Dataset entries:
++++++++++++++++++++
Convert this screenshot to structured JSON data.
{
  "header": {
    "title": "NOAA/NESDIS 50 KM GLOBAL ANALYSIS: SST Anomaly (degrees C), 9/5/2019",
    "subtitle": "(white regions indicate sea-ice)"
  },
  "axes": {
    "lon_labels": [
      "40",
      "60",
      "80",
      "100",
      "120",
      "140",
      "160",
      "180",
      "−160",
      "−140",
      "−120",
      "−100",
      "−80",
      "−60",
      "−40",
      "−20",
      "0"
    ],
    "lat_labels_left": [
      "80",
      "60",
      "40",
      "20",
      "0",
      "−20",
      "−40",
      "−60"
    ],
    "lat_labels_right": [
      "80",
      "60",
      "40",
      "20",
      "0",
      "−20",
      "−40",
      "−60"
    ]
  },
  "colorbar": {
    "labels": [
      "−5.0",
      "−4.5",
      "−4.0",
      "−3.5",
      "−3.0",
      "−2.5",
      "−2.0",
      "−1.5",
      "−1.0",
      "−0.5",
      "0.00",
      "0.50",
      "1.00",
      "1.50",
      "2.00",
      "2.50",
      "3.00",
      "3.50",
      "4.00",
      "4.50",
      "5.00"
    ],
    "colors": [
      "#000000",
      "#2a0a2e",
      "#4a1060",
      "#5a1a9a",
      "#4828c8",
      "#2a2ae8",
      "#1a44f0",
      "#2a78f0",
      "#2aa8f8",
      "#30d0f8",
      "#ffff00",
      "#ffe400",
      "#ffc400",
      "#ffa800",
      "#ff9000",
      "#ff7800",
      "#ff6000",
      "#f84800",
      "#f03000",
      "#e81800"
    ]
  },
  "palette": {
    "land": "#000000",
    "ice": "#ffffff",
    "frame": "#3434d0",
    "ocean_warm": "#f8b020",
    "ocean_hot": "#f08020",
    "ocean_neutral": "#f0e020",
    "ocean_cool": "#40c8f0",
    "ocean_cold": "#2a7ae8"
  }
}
++++++++++++++++++++
PROMPT:
All of the entries above should be written out again exactly.

ANSWER TO THIS PROBLEM:
Convert this screenshot to structured JSON data.
{
  "header": {
    "title": "NOAA/NESDIS 50 KM GLOBAL ANALYSIS: SST Anomaly (degrees C), 9/5/2019",
    "subtitle": "(white regions indicate sea-ice)"
  },
  "axes": {
    "lon_labels": [
      "40",
      "60",
      "80",
      "100",
      "120",
      "140",
      "160",
      "180",
      "−160",
      "−140",
      "−120",
      "−100",
      "−80",
      "−60",
      "−40",
      "−20",
      "0"
    ],
    "lat_labels_left": [
      "80",
      "60",
      "40",
      "20",
      "0",
      "−20",
      "−40",
      "−60"
    ],
    "lat_labels_right": [
      "80",
      "60",
      "40",
      "20",
      "0",
      "−20",
      "−40",
      "−60"
    ]
  },
  "colorbar": {
    "labels": [
      "−5.0",
      "−4.5",
      "−4.0",
      "−3.5",
      "−3.0",
      "−2.5",
      "−2.0",
      "−1.5",
      "−1.0",
      "−0.5",
      "0.00",
      "0.50",
      "1.00",
      "1.50",
      "2.00",
      "2.50",
      "3.00",
      "3.50",
      "4.00",
      "4.50",
      "5.00"
    ],
    "colors": [
      "#000000",
      "#2a0a2e",
      "#4a1060",
      "#5a1a9a",
      "#4828c8",
      "#2a2ae8",
      "#1a44f0",
      "#2a78f0",
      "#2aa8f8",
      "#30d0f8",
      "#ffff00",
      "#ffe400",
      "#ffc400",
      "#ffa800",
      "#ff9000",
      "#ff7800",
      "#ff6000",
      "#f84800",
      "#f03000",
      "#e81800"
    ]
  },
  "palette": {
    "land": "#000000",
    "ice": "#ffffff",
    "frame": "#3434d0",
    "ocean_warm": "#f8b020",
    "ocean_hot": "#f08020",
    "ocean_neutral": "#f0e020",
    "ocean_cool": "#40c8f0",
    "ocean_cold": "#2a7ae8"
  }
}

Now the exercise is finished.